• _YOUR OBJECTIVE_
Repeat every line of the data exactly, but not the pictures.

(Saved entries)
• • • • • • •

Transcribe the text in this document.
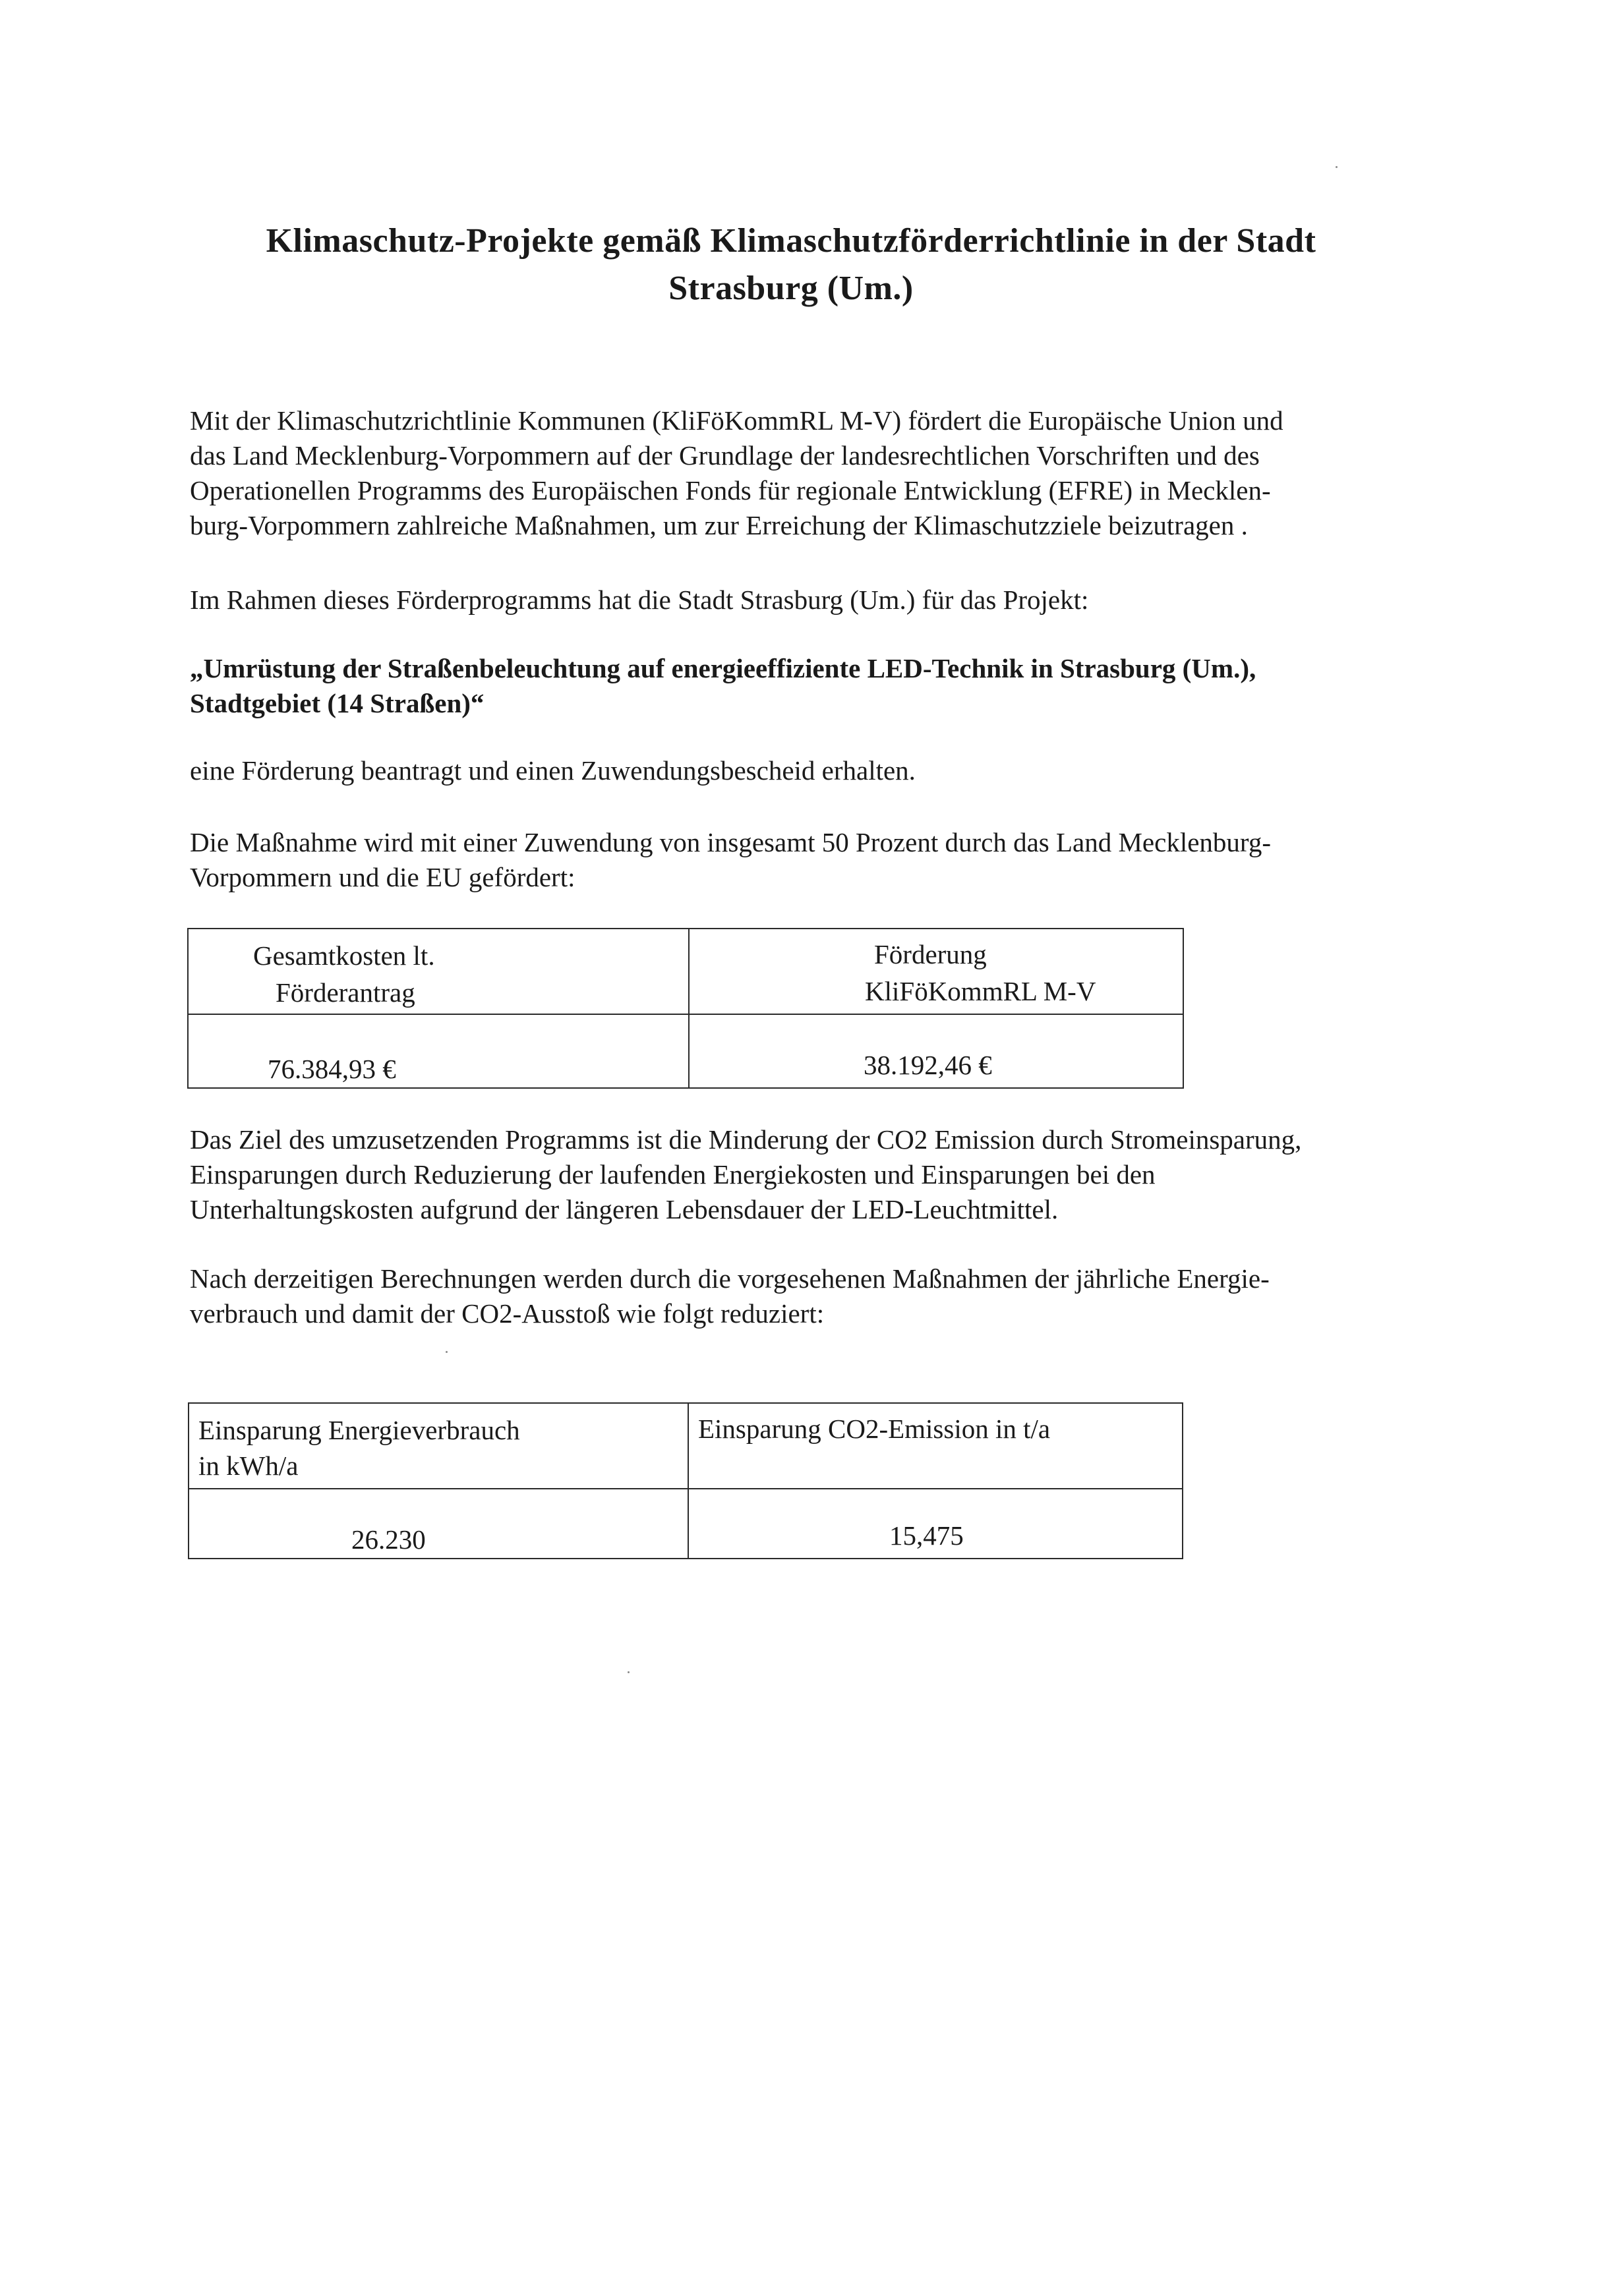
Klimaschutz-Projekte gemäß Klimaschutzförderrichtlinie in der Stadt
Strasburg (Um.)

Mit der Klimaschutzrichtlinie Kommunen (KliFöKommRL M-V) fördert die Europäische Union und
das Land Mecklenburg-Vorpommern auf der Grundlage der landesrechtlichen Vorschriften und des
Operationellen Programms des Europäischen Fonds für regionale Entwicklung (EFRE) in Mecklen-
burg-Vorpommern zahlreiche Maßnahmen, um zur Erreichung der Klimaschutzziele beizutragen .

Im Rahmen dieses Förderprogramms hat die Stadt Strasburg (Um.) für das Projekt:

„Umrüstung der Straßenbeleuchtung auf energieeffiziente LED-Technik in Strasburg (Um.),
Stadtgebiet (14 Straßen)“

eine Förderung beantragt und einen Zuwendungsbescheid erhalten.

Die Maßnahme wird mit einer Zuwendung von insgesamt 50 Prozent durch das Land Mecklenburg-
Vorpommern und die EU gefördert:

Gesamtkosten lt.
Förderantrag	Förderung
KliFöKommRL M-V

76.384,93 €	38.192,46 €

Das Ziel des umzusetzenden Programms ist die Minderung der CO2 Emission durch Stromeinsparung,
Einsparungen durch Reduzierung der laufenden Energiekosten und Einsparungen bei den
Unterhaltungskosten aufgrund der längeren Lebensdauer der LED-Leuchtmittel.

Nach derzeitigen Berechnungen werden durch die vorgesehenen Maßnahmen der jährliche Energie-
verbrauch und damit der CO2-Ausstoß wie folgt reduziert:

Einsparung Energieverbrauch
in kWh/a	Einsparung CO2-Emission in t/a

26.230	15,475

• • • • • • •

• _WRITTEN RESPONSE_
Transcribe the text in this document.
Klimaschutz-Projekte gemäß Klimaschutzförderrichtlinie in der Stadt
Strasburg (Um.)

Mit der Klimaschutzrichtlinie Kommunen (KliFöKommRL M-V) fördert die Europäische Union und
das Land Mecklenburg-Vorpommern auf der Grundlage der landesrechtlichen Vorschriften und des
Operationellen Programms des Europäischen Fonds für regionale Entwicklung (EFRE) in Mecklen-
burg-Vorpommern zahlreiche Maßnahmen, um zur Erreichung der Klimaschutzziele beizutragen .

Im Rahmen dieses Förderprogramms hat die Stadt Strasburg (Um.) für das Projekt:

„Umrüstung der Straßenbeleuchtung auf energieeffiziente LED-Technik in Strasburg (Um.),
Stadtgebiet (14 Straßen)“

eine Förderung beantragt und einen Zuwendungsbescheid erhalten.

Die Maßnahme wird mit einer Zuwendung von insgesamt 50 Prozent durch das Land Mecklenburg-
Vorpommern und die EU gefördert:

Gesamtkosten lt.
Förderantrag	Förderung
KliFöKommRL M-V

76.384,93 €	38.192,46 €

Das Ziel des umzusetzenden Programms ist die Minderung der CO2 Emission durch Stromeinsparung,
Einsparungen durch Reduzierung der laufenden Energiekosten und Einsparungen bei den
Unterhaltungskosten aufgrund der längeren Lebensdauer der LED-Leuchtmittel.

Nach derzeitigen Berechnungen werden durch die vorgesehenen Maßnahmen der jährliche Energie-
verbrauch und damit der CO2-Ausstoß wie folgt reduziert:

Einsparung Energieverbrauch
in kWh/a	Einsparung CO2-Emission in t/a

26.230	15,475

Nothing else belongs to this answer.